What you will do: Transcribe every entry word for word, but skip the images.

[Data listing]
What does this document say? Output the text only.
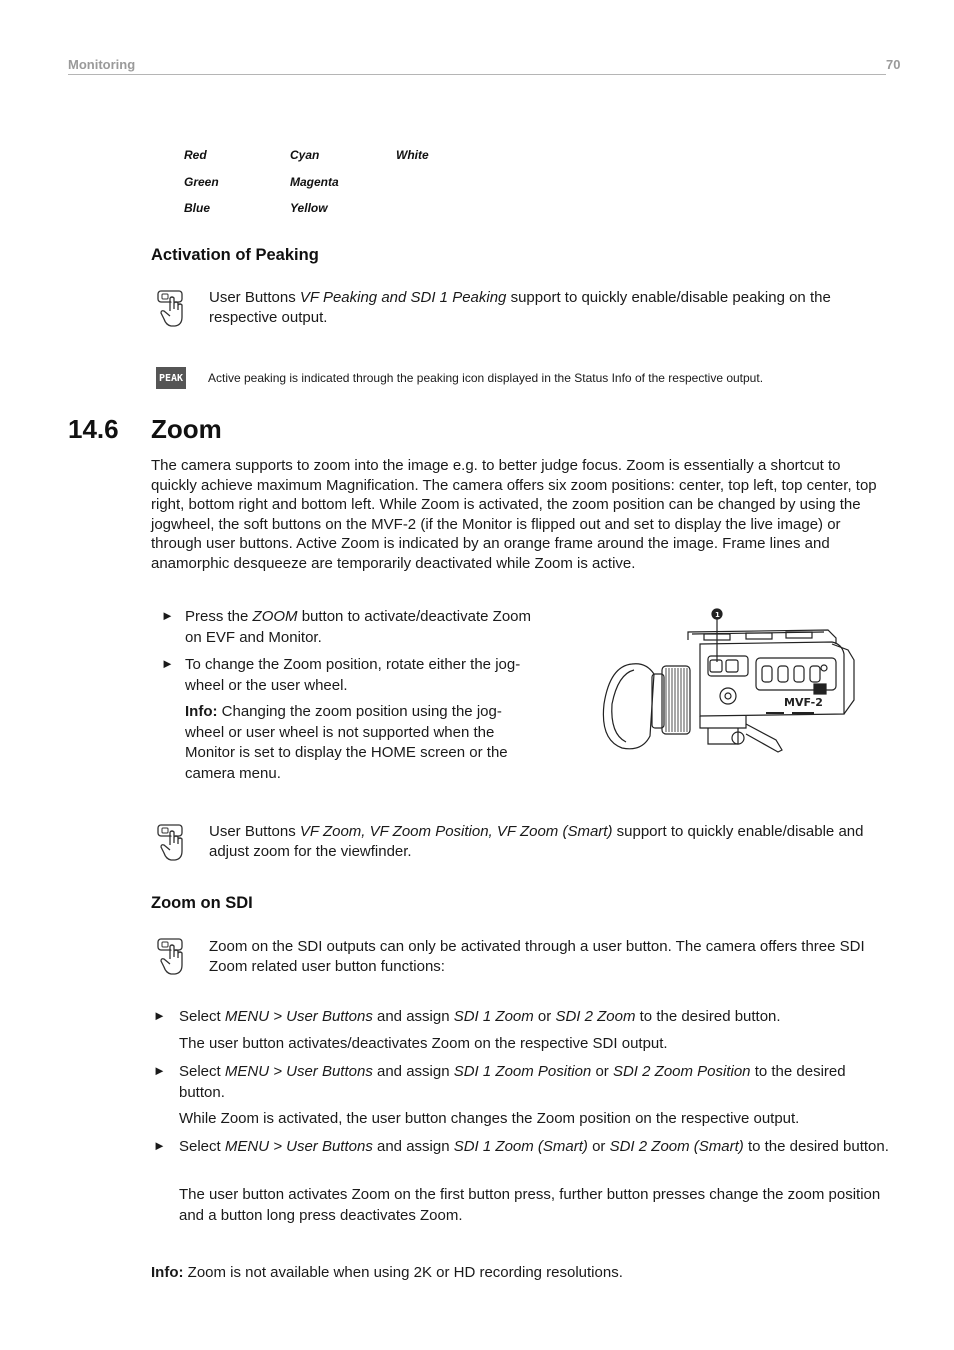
Monitoring	70
Red
Green
Blue
Cyan
Magenta
Yellow
White
Activation of Peaking
User Buttons VF Peaking and SDI 1 Peaking support to quickly enable/disable peaking on the respective output.
PEAK Active peaking is indicated through the peaking icon displayed in the Status Info of the respective output.
14.6 Zoom
The camera supports to zoom into the image e.g. to better judge focus. Zoom is essentially a shortcut to quickly achieve maximum Magnification. The camera offers six zoom positions: center, top left, top center, top right, bottom right and bottom left. While Zoom is activated, the zoom position can be changed by using the jogwheel, the soft buttons on the MVF-2 (if the Monitor is flipped out and set to display the live image) or through user buttons. Active Zoom is indicated by an orange frame around the image. Frame lines and anamorphic desqueeze are temporarily deactivated while Zoom is active.
► Press the ZOOM button to activate/deactivate Zoom on EVF and Monitor.
► To change the Zoom position, rotate either the jog-wheel or the user wheel.
Info: Changing the zoom position using the jog-wheel or user wheel is not supported when the Monitor is set to display the HOME screen or the camera menu.
MVF-2
1
User Buttons VF Zoom, VF Zoom Position, VF Zoom (Smart) support to quickly enable/disable and adjust zoom for the viewfinder.
Zoom on SDI
Zoom on the SDI outputs can only be activated through a user button. The camera offers three SDI Zoom related user button functions:
► Select MENU > User Buttons and assign SDI 1 Zoom or SDI 2 Zoom to the desired button.
The user button activates/deactivates Zoom on the respective SDI output.
► Select MENU > User Buttons and assign SDI 1 Zoom Position or SDI 2 Zoom Position to the desired button.
While Zoom is activated, the user button changes the Zoom position on the respective output.
► Select MENU > User Buttons and assign SDI 1 Zoom (Smart) or SDI 2 Zoom (Smart) to the desired button.
The user button activates Zoom on the first button press, further button presses change the zoom position and a button long press deactivates Zoom.
Info: Zoom is not available when using 2K or HD recording resolutions.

Written answer:
What does this document say? Output the text only.
Monitoring	70
Red
Green
Blue
Cyan
Magenta
Yellow
White
Activation of Peaking
User Buttons VF Peaking and SDI 1 Peaking support to quickly enable/disable peaking on the respective output.
PEAK Active peaking is indicated through the peaking icon displayed in the Status Info of the respective output.
14.6 Zoom
The camera supports to zoom into the image e.g. to better judge focus. Zoom is essentially a shortcut to quickly achieve maximum Magnification. The camera offers six zoom positions: center, top left, top center, top right, bottom right and bottom left. While Zoom is activated, the zoom position can be changed by using the jogwheel, the soft buttons on the MVF-2 (if the Monitor is flipped out and set to display the live image) or through user buttons. Active Zoom is indicated by an orange frame around the image. Frame lines and anamorphic desqueeze are temporarily deactivated while Zoom is active.
► Press the ZOOM button to activate/deactivate Zoom on EVF and Monitor.
► To change the Zoom position, rotate either the jog-wheel or the user wheel.
Info: Changing the zoom position using the jog-wheel or user wheel is not supported when the Monitor is set to display the HOME screen or the camera menu.
MVF-2
1
User Buttons VF Zoom, VF Zoom Position, VF Zoom (Smart) support to quickly enable/disable and adjust zoom for the viewfinder.
Zoom on SDI
Zoom on the SDI outputs can only be activated through a user button. The camera offers three SDI Zoom related user button functions:
► Select MENU > User Buttons and assign SDI 1 Zoom or SDI 2 Zoom to the desired button.
The user button activates/deactivates Zoom on the respective SDI output.
► Select MENU > User Buttons and assign SDI 1 Zoom Position or SDI 2 Zoom Position to the desired button.
While Zoom is activated, the user button changes the Zoom position on the respective output.
► Select MENU > User Buttons and assign SDI 1 Zoom (Smart) or SDI 2 Zoom (Smart) to the desired button.
The user button activates Zoom on the first button press, further button presses change the zoom position and a button long press deactivates Zoom.
Info: Zoom is not available when using 2K or HD recording resolutions.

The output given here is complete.